--- begin DATA ENTRIES ---

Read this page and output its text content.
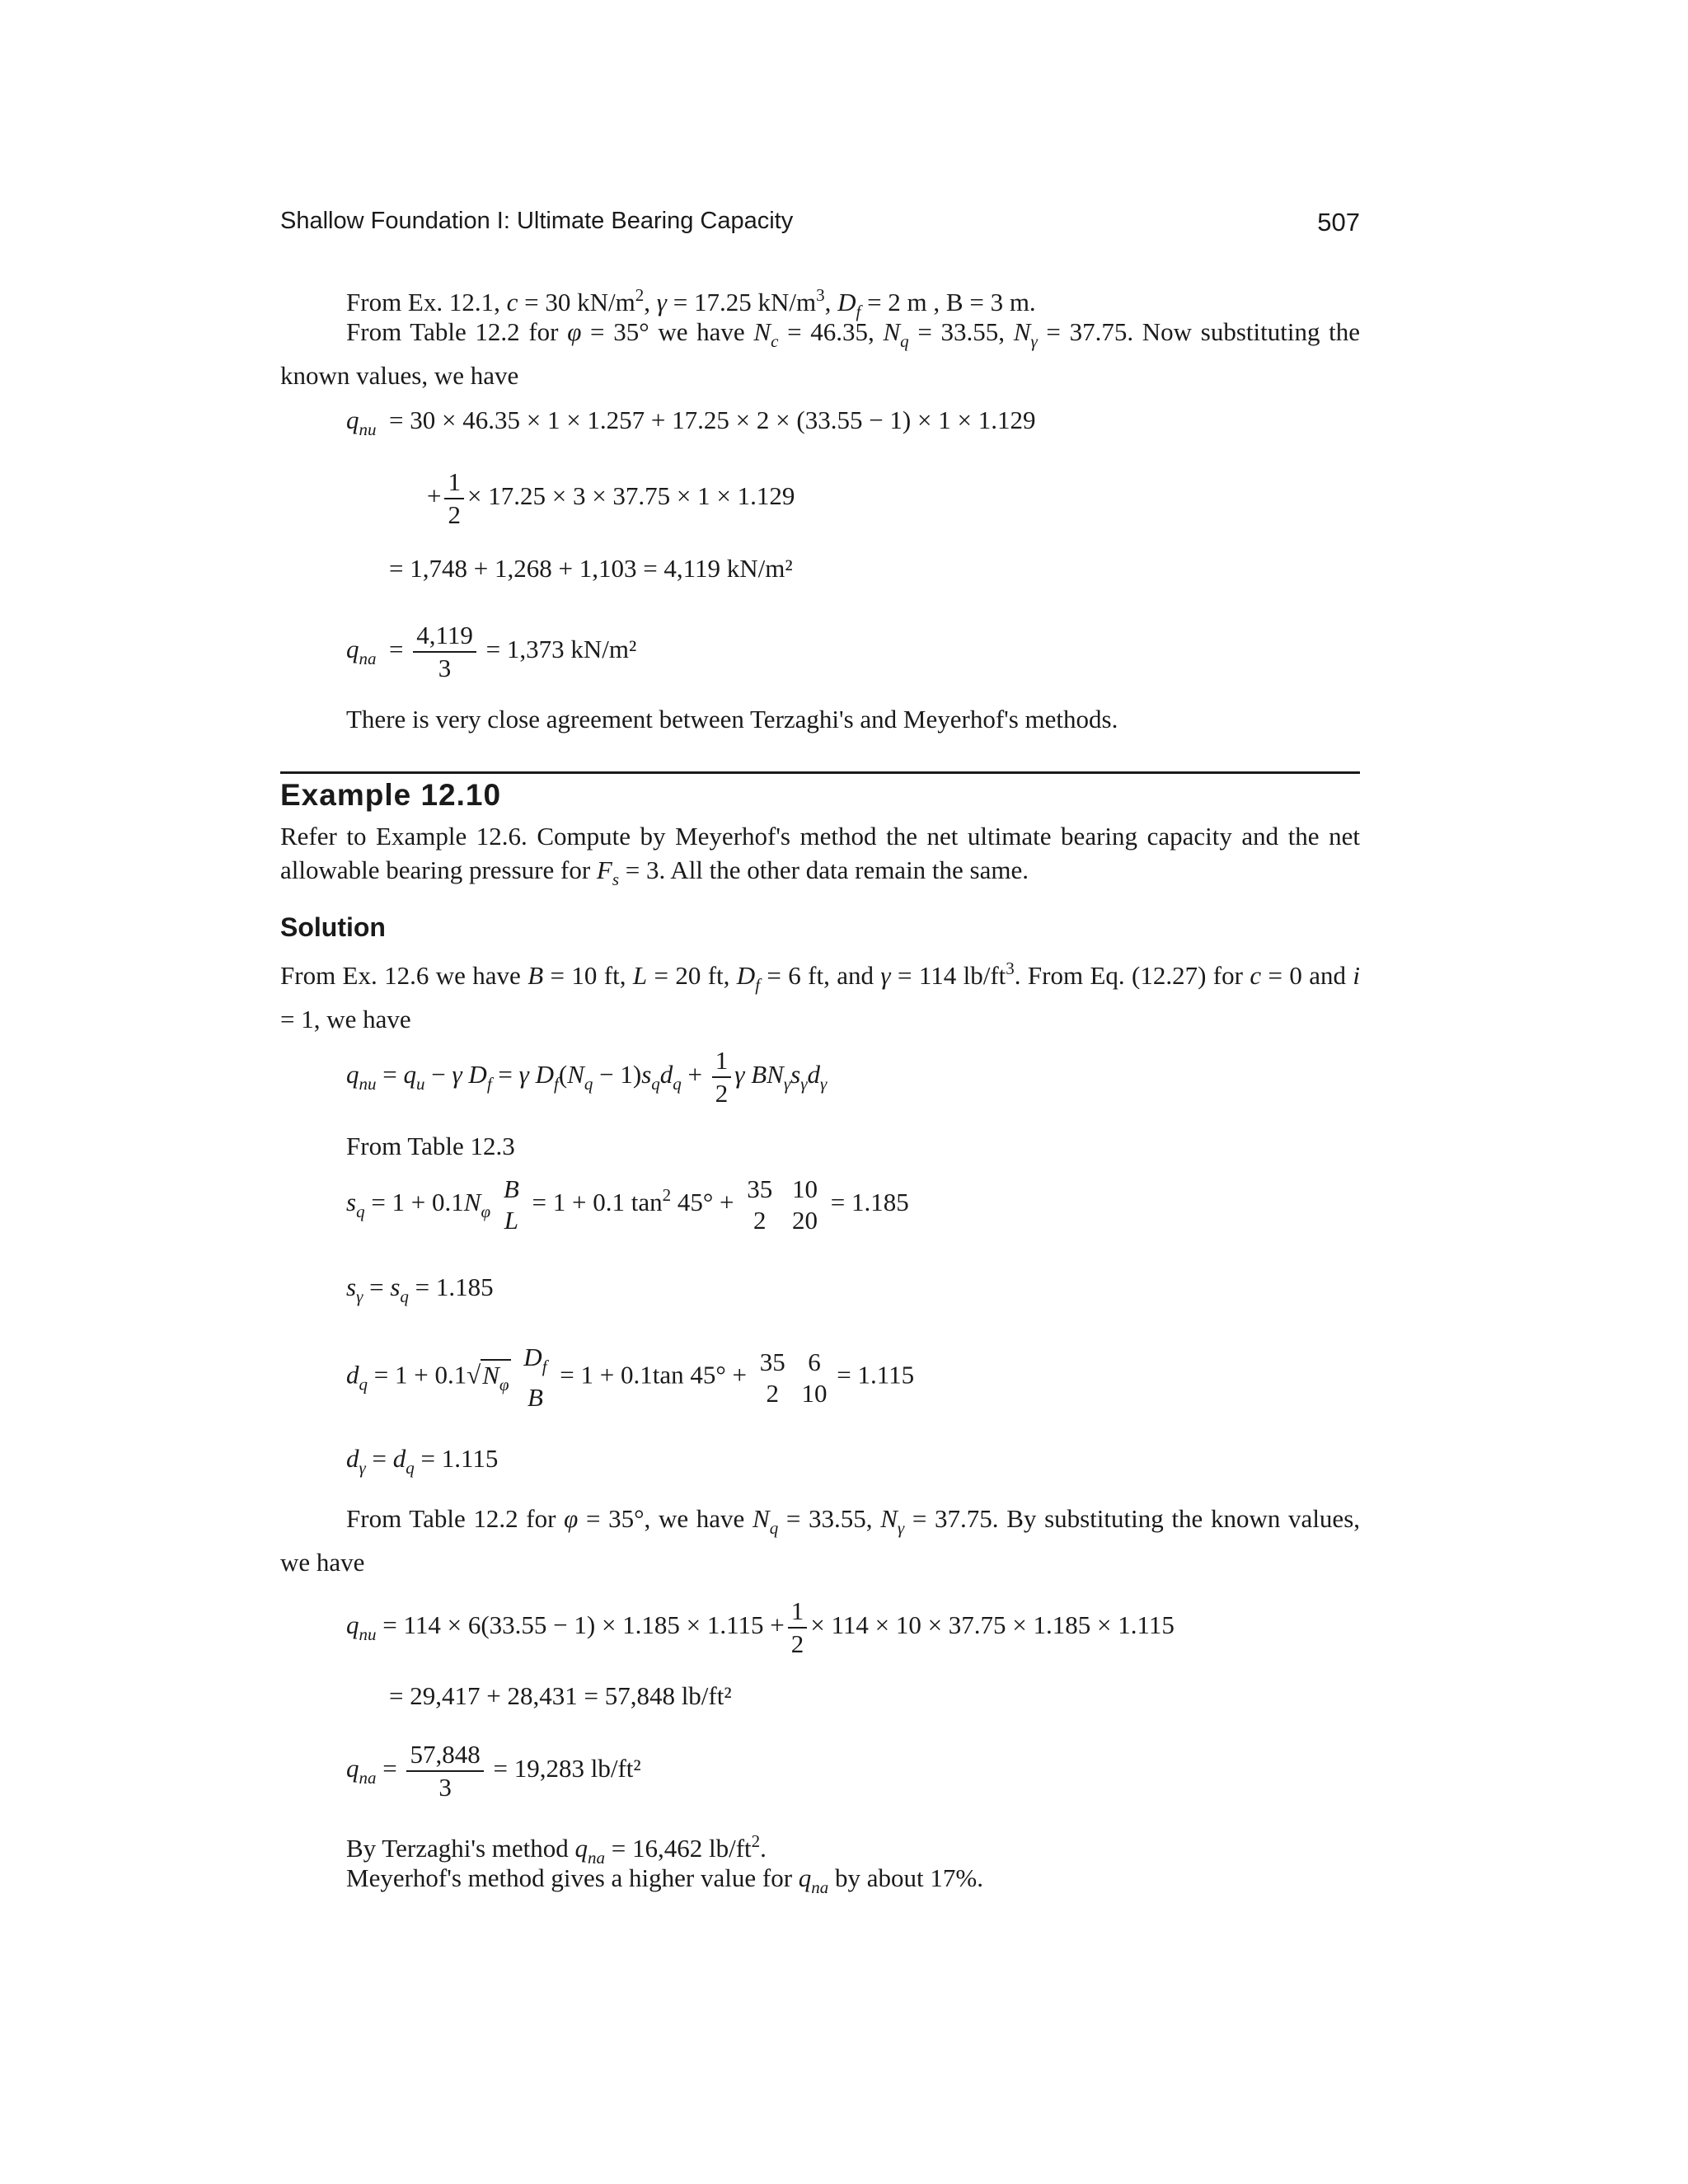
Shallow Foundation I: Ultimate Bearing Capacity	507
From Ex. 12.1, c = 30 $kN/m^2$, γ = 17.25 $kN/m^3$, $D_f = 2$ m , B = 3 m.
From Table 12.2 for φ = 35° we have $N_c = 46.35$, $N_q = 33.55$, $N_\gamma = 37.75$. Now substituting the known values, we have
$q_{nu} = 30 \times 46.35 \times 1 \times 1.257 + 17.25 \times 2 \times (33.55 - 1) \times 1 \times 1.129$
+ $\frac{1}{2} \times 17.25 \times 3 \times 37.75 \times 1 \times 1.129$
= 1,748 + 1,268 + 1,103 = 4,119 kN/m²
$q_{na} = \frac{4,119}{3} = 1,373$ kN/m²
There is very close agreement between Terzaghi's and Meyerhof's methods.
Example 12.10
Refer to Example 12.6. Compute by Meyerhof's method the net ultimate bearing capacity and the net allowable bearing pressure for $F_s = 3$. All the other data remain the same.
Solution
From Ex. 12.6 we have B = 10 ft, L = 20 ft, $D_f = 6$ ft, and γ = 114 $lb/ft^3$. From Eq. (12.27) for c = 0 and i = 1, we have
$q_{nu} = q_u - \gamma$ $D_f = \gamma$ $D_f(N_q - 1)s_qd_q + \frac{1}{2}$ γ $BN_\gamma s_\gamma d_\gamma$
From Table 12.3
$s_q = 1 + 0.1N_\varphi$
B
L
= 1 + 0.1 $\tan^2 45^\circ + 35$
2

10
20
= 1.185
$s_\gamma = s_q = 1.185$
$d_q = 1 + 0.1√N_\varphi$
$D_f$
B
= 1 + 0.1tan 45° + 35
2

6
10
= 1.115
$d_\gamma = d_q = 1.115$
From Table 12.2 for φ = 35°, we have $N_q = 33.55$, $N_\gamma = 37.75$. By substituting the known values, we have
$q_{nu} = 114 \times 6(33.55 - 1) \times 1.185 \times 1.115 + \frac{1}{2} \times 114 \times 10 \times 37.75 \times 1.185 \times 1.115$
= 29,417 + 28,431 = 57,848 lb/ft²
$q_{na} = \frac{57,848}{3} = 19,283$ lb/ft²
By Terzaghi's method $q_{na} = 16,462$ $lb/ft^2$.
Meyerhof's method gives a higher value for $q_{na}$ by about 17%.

--- end DATA ENTRIES ---

> [STATED TASK]:
Copy out each line of the data containing the string "values".

> [RESULT BELOW]:
From Table 12.2 for φ = 35° we have $N_c = 46.35$, $N_q = 33.55$, $N_\gamma = 37.75$. Now substituting the known values, we have
From Table 12.2 for φ = 35°, we have $N_q = 33.55$, $N_\gamma = 37.75$. By substituting the known values, we have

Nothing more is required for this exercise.